DATA =>
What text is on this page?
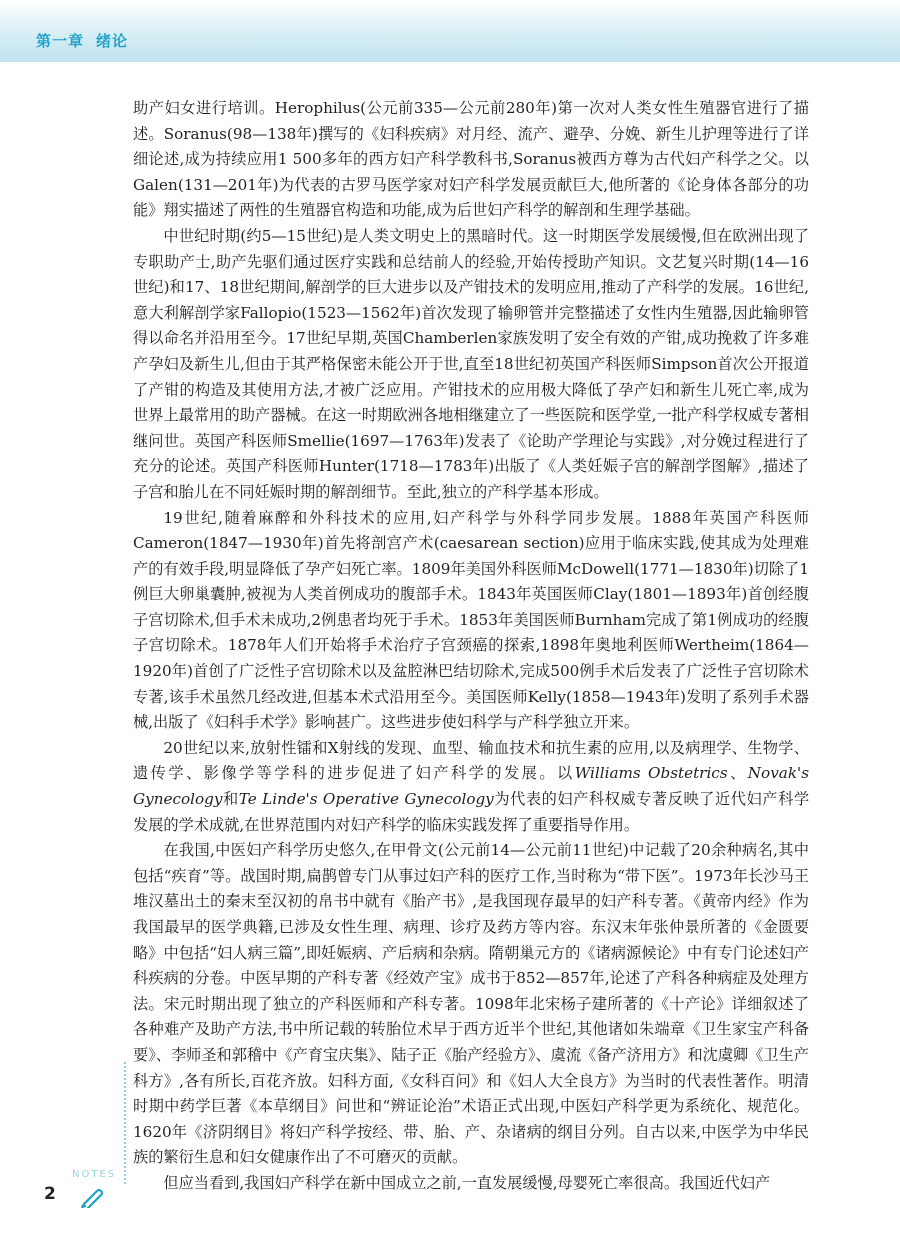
第一章 绪论

助产妇女进行培训。Herophilus(公元前335—公元前280年)第一次对人类女性生殖器官进行了描述。Soranus(98—138年)撰写的《妇科疾病》对月经、流产、避孕、分娩、新生儿护理等进行了详细论述,成为持续应用1 500多年的西方妇产科学教科书,Soranus被西方尊为古代妇产科学之父。以Galen(131—201年)为代表的古罗马医学家对妇产科学发展贡献巨大,他所著的《论身体各部分的功能》翔实描述了两性的生殖器官构造和功能,成为后世妇产科学的解剖和生理学基础。

中世纪时期(约5—15世纪)是人类文明史上的黑暗时代。这一时期医学发展缓慢,但在欧洲出现了专职助产士,助产先驱们通过医疗实践和总结前人的经验,开始传授助产知识。文艺复兴时期(14—16世纪)和17、18世纪期间,解剖学的巨大进步以及产钳技术的发明应用,推动了产科学的发展。16世纪,意大利解剖学家Fallopio(1523—1562年)首次发现了输卵管并完整描述了女性内生殖器,因此输卵管得以命名并沿用至今。17世纪早期,英国Chamberlen家族发明了安全有效的产钳,成功挽救了许多难产孕妇及新生儿,但由于其严格保密未能公开于世,直至18世纪初英国产科医师Simpson首次公开报道了产钳的构造及其使用方法,才被广泛应用。产钳技术的应用极大降低了孕产妇和新生儿死亡率,成为世界上最常用的助产器械。在这一时期欧洲各地相继建立了一些医院和医学堂,一批产科学权威专著相继问世。英国产科医师Smellie(1697—1763年)发表了《论助产学理论与实践》,对分娩过程进行了充分的论述。英国产科医师Hunter(1718—1783年)出版了《人类妊娠子宫的解剖学图解》,描述了子宫和胎儿在不同妊娠时期的解剖细节。至此,独立的产科学基本形成。

19世纪,随着麻醉和外科技术的应用,妇产科学与外科学同步发展。1888年英国产科医师Cameron(1847—1930年)首先将剖宫产术(caesarean section)应用于临床实践,使其成为处理难产的有效手段,明显降低了孕产妇死亡率。1809年美国外科医师McDowell(1771—1830年)切除了1例巨大卵巢囊肿,被视为人类首例成功的腹部手术。1843年英国医师Clay(1801—1893年)首创经腹子宫切除术,但手术未成功,2例患者均死于手术。1853年美国医师Burnham完成了第1例成功的经腹子宫切除术。1878年人们开始将手术治疗子宫颈癌的探索,1898年奥地利医师Wertheim(1864—1920年)首创了广泛性子宫切除术以及盆腔淋巴结切除术,完成500例手术后发表了广泛性子宫切除术专著,该手术虽然几经改进,但基本术式沿用至今。美国医师Kelly(1858—1943年)发明了系列手术器械,出版了《妇科手术学》影响甚广。这些进步使妇科学与产科学独立开来。

20世纪以来,放射性镭和X射线的发现、血型、输血技术和抗生素的应用,以及病理学、生物学、遗传学、影像学等学科的进步促进了妇产科学的发展。以Williams Obstetrics、Novak's Gynecology和Te Linde's Operative Gynecology为代表的妇产科权威专著反映了近代妇产科学发展的学术成就,在世界范围内对妇产科学的临床实践发挥了重要指导作用。

在我国,中医妇产科学历史悠久,在甲骨文(公元前14—公元前11世纪)中记载了20余种病名,其中包括“疾育”等。战国时期,扁鹊曾专门从事过妇产科的医疗工作,当时称为“带下医”。1973年长沙马王堆汉墓出土的秦末至汉初的帛书中就有《胎产书》,是我国现存最早的妇产科专著。《黄帝内经》作为我国最早的医学典籍,已涉及女性生理、病理、诊疗及药方等内容。东汉末年张仲景所著的《金匮要略》中包括“妇人病三篇”,即妊娠病、产后病和杂病。隋朝巢元方的《诸病源候论》中有专门论述妇产科疾病的分卷。中医早期的产科专著《经效产宝》成书于852—857年,论述了产科各种病症及处理方法。宋元时期出现了独立的产科医师和产科专著。1098年北宋杨子建所著的《十产论》详细叙述了各种难产及助产方法,书中所记载的转胎位术早于西方近半个世纪,其他诸如朱端章《卫生家宝产科备要》、李师圣和郭稽中《产育宝庆集》、陆子正《胎产经验方》、虞流《备产济用方》和沈虞卿《卫生产科方》,各有所长,百花齐放。妇科方面,《女科百问》和《妇人大全良方》为当时的代表性著作。明清时期中药学巨著《本草纲目》问世和“辨证论治”术语正式出现,中医妇产科学更为系统化、规范化。1620年《济阴纲目》将妇产科学按经、带、胎、产、杂诸病的纲目分列。自古以来,中医学为中华民族的繁衍生息和妇女健康作出了不可磨灭的贡献。

但应当看到,我国妇产科学在新中国成立之前,一直发展缓慢,母婴死亡率很高。我国近代妇产

NOTES
2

EXERCISE BRIEF =>
Every entry must be written out exactly, with all pictures left out.

ANSWER FOR THIS EXERCISE =>
What text is on this page?
第一章 绪论

助产妇女进行培训。Herophilus(公元前335—公元前280年)第一次对人类女性生殖器官进行了描述。Soranus(98—138年)撰写的《妇科疾病》对月经、流产、避孕、分娩、新生儿护理等进行了详细论述,成为持续应用1 500多年的西方妇产科学教科书,Soranus被西方尊为古代妇产科学之父。以Galen(131—201年)为代表的古罗马医学家对妇产科学发展贡献巨大,他所著的《论身体各部分的功能》翔实描述了两性的生殖器官构造和功能,成为后世妇产科学的解剖和生理学基础。

中世纪时期(约5—15世纪)是人类文明史上的黑暗时代。这一时期医学发展缓慢,但在欧洲出现了专职助产士,助产先驱们通过医疗实践和总结前人的经验,开始传授助产知识。文艺复兴时期(14—16世纪)和17、18世纪期间,解剖学的巨大进步以及产钳技术的发明应用,推动了产科学的发展。16世纪,意大利解剖学家Fallopio(1523—1562年)首次发现了输卵管并完整描述了女性内生殖器,因此输卵管得以命名并沿用至今。17世纪早期,英国Chamberlen家族发明了安全有效的产钳,成功挽救了许多难产孕妇及新生儿,但由于其严格保密未能公开于世,直至18世纪初英国产科医师Simpson首次公开报道了产钳的构造及其使用方法,才被广泛应用。产钳技术的应用极大降低了孕产妇和新生儿死亡率,成为世界上最常用的助产器械。在这一时期欧洲各地相继建立了一些医院和医学堂,一批产科学权威专著相继问世。英国产科医师Smellie(1697—1763年)发表了《论助产学理论与实践》,对分娩过程进行了充分的论述。英国产科医师Hunter(1718—1783年)出版了《人类妊娠子宫的解剖学图解》,描述了子宫和胎儿在不同妊娠时期的解剖细节。至此,独立的产科学基本形成。

19世纪,随着麻醉和外科技术的应用,妇产科学与外科学同步发展。1888年英国产科医师Cameron(1847—1930年)首先将剖宫产术(caesarean section)应用于临床实践,使其成为处理难产的有效手段,明显降低了孕产妇死亡率。1809年美国外科医师McDowell(1771—1830年)切除了1例巨大卵巢囊肿,被视为人类首例成功的腹部手术。1843年英国医师Clay(1801—1893年)首创经腹子宫切除术,但手术未成功,2例患者均死于手术。1853年美国医师Burnham完成了第1例成功的经腹子宫切除术。1878年人们开始将手术治疗子宫颈癌的探索,1898年奥地利医师Wertheim(1864—1920年)首创了广泛性子宫切除术以及盆腔淋巴结切除术,完成500例手术后发表了广泛性子宫切除术专著,该手术虽然几经改进,但基本术式沿用至今。美国医师Kelly(1858—1943年)发明了系列手术器械,出版了《妇科手术学》影响甚广。这些进步使妇科学与产科学独立开来。

20世纪以来,放射性镭和X射线的发现、血型、输血技术和抗生素的应用,以及病理学、生物学、遗传学、影像学等学科的进步促进了妇产科学的发展。以Williams Obstetrics、Novak's Gynecology和Te Linde's Operative Gynecology为代表的妇产科权威专著反映了近代妇产科学发展的学术成就,在世界范围内对妇产科学的临床实践发挥了重要指导作用。

在我国,中医妇产科学历史悠久,在甲骨文(公元前14—公元前11世纪)中记载了20余种病名,其中包括“疾育”等。战国时期,扁鹊曾专门从事过妇产科的医疗工作,当时称为“带下医”。1973年长沙马王堆汉墓出土的秦末至汉初的帛书中就有《胎产书》,是我国现存最早的妇产科专著。《黄帝内经》作为我国最早的医学典籍,已涉及女性生理、病理、诊疗及药方等内容。东汉末年张仲景所著的《金匮要略》中包括“妇人病三篇”,即妊娠病、产后病和杂病。隋朝巢元方的《诸病源候论》中有专门论述妇产科疾病的分卷。中医早期的产科专著《经效产宝》成书于852—857年,论述了产科各种病症及处理方法。宋元时期出现了独立的产科医师和产科专著。1098年北宋杨子建所著的《十产论》详细叙述了各种难产及助产方法,书中所记载的转胎位术早于西方近半个世纪,其他诸如朱端章《卫生家宝产科备要》、李师圣和郭稽中《产育宝庆集》、陆子正《胎产经验方》、虞流《备产济用方》和沈虞卿《卫生产科方》,各有所长,百花齐放。妇科方面,《女科百问》和《妇人大全良方》为当时的代表性著作。明清时期中药学巨著《本草纲目》问世和“辨证论治”术语正式出现,中医妇产科学更为系统化、规范化。1620年《济阴纲目》将妇产科学按经、带、胎、产、杂诸病的纲目分列。自古以来,中医学为中华民族的繁衍生息和妇女健康作出了不可磨灭的贡献。

但应当看到,我国妇产科学在新中国成立之前,一直发展缓慢,母婴死亡率很高。我国近代妇产

NOTES
2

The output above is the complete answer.